# Start of LISTED ENTRIES

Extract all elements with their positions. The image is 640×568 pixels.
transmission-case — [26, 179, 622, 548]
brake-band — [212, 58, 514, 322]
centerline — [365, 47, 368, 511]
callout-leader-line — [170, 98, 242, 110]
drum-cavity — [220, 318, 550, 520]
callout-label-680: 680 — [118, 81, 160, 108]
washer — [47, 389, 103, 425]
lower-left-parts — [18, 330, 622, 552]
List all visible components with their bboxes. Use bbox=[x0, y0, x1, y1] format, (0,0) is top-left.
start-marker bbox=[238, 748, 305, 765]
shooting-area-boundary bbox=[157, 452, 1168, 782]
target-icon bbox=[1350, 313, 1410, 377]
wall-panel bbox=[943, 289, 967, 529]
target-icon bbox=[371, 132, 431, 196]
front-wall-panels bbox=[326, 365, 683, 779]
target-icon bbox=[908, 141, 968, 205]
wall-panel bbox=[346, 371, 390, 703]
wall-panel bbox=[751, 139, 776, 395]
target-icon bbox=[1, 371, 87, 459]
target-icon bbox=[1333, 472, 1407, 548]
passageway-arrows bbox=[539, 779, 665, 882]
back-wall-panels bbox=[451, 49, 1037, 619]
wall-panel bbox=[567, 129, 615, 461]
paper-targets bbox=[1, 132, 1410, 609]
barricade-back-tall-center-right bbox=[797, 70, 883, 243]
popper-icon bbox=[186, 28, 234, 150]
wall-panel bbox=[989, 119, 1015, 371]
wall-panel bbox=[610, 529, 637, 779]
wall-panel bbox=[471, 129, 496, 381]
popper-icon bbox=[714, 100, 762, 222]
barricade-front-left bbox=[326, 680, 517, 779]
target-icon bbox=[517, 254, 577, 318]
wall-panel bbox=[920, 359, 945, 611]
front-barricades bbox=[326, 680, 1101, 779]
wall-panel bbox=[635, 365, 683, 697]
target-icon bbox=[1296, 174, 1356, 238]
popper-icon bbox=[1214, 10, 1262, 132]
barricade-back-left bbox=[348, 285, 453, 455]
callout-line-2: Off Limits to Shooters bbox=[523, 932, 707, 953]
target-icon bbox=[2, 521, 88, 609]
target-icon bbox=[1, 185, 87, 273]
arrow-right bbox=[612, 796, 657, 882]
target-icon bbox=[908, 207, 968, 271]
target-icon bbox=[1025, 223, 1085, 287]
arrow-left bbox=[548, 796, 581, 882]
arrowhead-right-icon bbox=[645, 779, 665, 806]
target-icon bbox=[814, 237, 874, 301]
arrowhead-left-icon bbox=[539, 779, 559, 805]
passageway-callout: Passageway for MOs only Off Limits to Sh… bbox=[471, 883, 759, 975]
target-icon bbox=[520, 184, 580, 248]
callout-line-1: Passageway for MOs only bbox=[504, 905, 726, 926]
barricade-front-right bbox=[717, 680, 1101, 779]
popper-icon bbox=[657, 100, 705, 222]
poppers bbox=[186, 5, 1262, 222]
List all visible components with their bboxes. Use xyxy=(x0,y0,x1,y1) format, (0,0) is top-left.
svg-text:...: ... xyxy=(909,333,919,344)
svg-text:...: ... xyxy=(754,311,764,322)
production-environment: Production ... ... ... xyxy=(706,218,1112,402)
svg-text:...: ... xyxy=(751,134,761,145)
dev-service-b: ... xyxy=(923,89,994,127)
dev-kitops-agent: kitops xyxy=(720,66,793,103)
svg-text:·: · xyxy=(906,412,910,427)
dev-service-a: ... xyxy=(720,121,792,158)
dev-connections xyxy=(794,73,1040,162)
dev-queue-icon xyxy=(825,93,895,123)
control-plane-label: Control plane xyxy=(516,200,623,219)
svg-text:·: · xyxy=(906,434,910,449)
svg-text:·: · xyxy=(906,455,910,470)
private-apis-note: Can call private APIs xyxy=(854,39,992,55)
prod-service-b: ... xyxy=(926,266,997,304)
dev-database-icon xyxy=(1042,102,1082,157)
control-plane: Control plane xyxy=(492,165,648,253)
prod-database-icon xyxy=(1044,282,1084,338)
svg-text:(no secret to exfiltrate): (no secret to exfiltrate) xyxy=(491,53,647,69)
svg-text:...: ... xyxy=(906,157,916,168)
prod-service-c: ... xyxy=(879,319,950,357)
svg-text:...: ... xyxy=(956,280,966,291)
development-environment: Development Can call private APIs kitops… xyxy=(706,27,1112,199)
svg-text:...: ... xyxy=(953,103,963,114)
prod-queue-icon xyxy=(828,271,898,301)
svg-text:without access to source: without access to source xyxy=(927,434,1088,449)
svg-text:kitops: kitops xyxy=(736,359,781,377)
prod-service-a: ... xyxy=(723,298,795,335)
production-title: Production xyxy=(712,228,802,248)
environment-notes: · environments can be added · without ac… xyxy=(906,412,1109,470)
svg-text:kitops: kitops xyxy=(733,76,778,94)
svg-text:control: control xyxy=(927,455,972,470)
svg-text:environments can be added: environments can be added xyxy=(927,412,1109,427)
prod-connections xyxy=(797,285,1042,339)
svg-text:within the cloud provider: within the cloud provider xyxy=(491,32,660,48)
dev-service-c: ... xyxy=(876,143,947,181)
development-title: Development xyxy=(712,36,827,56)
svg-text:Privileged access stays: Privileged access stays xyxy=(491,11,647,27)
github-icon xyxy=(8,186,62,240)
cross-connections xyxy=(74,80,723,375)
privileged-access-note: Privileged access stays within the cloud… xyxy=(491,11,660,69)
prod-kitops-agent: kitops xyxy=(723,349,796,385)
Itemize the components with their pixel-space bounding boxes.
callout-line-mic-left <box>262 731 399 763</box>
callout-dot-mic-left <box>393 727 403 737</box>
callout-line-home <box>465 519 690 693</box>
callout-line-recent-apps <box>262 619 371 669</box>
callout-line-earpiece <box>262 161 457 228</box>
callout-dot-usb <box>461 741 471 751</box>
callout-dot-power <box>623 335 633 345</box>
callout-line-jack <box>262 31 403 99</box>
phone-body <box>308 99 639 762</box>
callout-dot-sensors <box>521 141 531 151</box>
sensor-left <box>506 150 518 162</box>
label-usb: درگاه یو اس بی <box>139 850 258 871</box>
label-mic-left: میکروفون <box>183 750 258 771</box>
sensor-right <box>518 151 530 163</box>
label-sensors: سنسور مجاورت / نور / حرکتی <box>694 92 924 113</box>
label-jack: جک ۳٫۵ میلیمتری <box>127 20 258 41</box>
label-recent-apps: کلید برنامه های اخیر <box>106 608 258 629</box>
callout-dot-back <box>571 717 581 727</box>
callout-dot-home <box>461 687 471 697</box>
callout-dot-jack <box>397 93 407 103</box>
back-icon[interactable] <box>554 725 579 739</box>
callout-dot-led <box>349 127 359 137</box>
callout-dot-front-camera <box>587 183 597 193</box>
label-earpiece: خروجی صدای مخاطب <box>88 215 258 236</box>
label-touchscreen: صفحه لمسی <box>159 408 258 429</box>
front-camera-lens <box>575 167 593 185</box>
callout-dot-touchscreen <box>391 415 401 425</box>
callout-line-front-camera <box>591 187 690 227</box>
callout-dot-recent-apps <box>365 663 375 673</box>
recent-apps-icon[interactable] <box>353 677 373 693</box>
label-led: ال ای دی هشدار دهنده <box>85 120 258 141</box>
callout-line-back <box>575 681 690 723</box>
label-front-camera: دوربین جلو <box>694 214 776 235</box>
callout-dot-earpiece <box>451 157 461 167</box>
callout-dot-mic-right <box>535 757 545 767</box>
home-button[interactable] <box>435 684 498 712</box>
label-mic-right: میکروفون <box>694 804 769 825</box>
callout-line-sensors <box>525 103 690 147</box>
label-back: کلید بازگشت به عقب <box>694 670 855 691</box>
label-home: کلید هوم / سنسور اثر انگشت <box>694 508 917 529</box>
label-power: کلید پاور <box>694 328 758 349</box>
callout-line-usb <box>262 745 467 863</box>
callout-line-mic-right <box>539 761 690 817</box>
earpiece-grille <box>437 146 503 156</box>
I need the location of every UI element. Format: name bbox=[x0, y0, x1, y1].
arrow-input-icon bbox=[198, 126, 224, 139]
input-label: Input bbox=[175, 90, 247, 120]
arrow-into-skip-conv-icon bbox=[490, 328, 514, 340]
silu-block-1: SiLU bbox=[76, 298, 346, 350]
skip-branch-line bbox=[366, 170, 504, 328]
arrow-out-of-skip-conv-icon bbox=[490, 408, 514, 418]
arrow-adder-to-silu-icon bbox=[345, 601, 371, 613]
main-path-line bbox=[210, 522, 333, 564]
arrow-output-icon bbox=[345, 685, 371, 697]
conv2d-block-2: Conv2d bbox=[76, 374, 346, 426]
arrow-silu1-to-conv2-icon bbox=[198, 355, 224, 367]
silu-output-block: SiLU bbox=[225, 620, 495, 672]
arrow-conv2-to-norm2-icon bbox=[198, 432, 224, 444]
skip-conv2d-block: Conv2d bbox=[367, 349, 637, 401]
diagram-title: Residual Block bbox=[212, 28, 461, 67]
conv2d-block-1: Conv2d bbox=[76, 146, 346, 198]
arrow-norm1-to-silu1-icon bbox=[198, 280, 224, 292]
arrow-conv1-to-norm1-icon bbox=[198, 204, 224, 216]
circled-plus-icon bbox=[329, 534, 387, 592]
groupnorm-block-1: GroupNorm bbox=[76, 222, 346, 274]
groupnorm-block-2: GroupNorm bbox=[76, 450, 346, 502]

# End of LISTED ENTRIES

## GIVEN EXERCISE:
Reproduce the listing from its first line through the line holding "paper-targets bbox=[1, 132, 1410, 609]", inclusive, swapping every "target-icon" for "target-marker" and keeping everything else the same.

## EXERCISE SOLUTION:
Extract all elements with their positions. The image is 640×568 pixels.
transmission-case — [26, 179, 622, 548]
brake-band — [212, 58, 514, 322]
centerline — [365, 47, 368, 511]
callout-leader-line — [170, 98, 242, 110]
drum-cavity — [220, 318, 550, 520]
callout-label-680: 680 — [118, 81, 160, 108]
washer — [47, 389, 103, 425]
lower-left-parts — [18, 330, 622, 552]
List all visible components with their bboxes. Use bbox=[x0, y0, x1, y1] format, (0,0) is top-left.
start-marker bbox=[238, 748, 305, 765]
shooting-area-boundary bbox=[157, 452, 1168, 782]
target-marker bbox=[1350, 313, 1410, 377]
wall-panel bbox=[943, 289, 967, 529]
target-marker bbox=[371, 132, 431, 196]
front-wall-panels bbox=[326, 365, 683, 779]
target-marker bbox=[908, 141, 968, 205]
wall-panel bbox=[346, 371, 390, 703]
wall-panel bbox=[751, 139, 776, 395]
target-marker bbox=[1, 371, 87, 459]
target-marker bbox=[1333, 472, 1407, 548]
passageway-arrows bbox=[539, 779, 665, 882]
back-wall-panels bbox=[451, 49, 1037, 619]
wall-panel bbox=[567, 129, 615, 461]
paper-targets bbox=[1, 132, 1410, 609]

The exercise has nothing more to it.